Each line of the material below that holds the word "trade" needs to be copied.

-------- Raw records --------

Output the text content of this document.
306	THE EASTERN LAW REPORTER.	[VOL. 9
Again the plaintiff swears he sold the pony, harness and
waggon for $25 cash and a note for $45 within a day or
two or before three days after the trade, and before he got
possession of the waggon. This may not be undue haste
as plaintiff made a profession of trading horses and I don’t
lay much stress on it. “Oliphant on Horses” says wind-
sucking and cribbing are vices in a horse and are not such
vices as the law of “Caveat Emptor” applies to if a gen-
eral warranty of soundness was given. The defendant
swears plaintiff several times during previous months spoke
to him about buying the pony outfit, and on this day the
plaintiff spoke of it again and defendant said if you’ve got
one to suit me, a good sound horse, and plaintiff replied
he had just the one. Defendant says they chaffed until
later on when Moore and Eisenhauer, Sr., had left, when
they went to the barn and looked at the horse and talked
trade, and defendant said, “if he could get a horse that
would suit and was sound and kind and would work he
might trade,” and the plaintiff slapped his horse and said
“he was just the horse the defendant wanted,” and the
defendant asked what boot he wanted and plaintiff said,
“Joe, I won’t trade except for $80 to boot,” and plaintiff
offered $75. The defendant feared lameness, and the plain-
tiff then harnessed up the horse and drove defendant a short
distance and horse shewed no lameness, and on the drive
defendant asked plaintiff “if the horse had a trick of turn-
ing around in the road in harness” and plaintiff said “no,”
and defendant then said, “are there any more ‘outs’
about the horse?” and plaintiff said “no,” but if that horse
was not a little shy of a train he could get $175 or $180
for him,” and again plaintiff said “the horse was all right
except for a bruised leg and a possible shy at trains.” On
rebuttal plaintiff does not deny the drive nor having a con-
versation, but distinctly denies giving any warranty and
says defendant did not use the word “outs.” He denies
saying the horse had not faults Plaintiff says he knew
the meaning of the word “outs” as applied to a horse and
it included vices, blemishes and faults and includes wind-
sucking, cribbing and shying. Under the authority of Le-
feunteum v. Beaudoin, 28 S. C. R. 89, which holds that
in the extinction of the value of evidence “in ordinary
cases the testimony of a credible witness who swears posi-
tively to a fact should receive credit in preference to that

--------

Exercise solution =>
two or before three days after the trade, and before he got
trade, and defendant said, “if he could get a horse that
might trade,” and the plaintiff slapped his horse and said
“Joe, I won’t trade except for $80 to boot,” and plaintiff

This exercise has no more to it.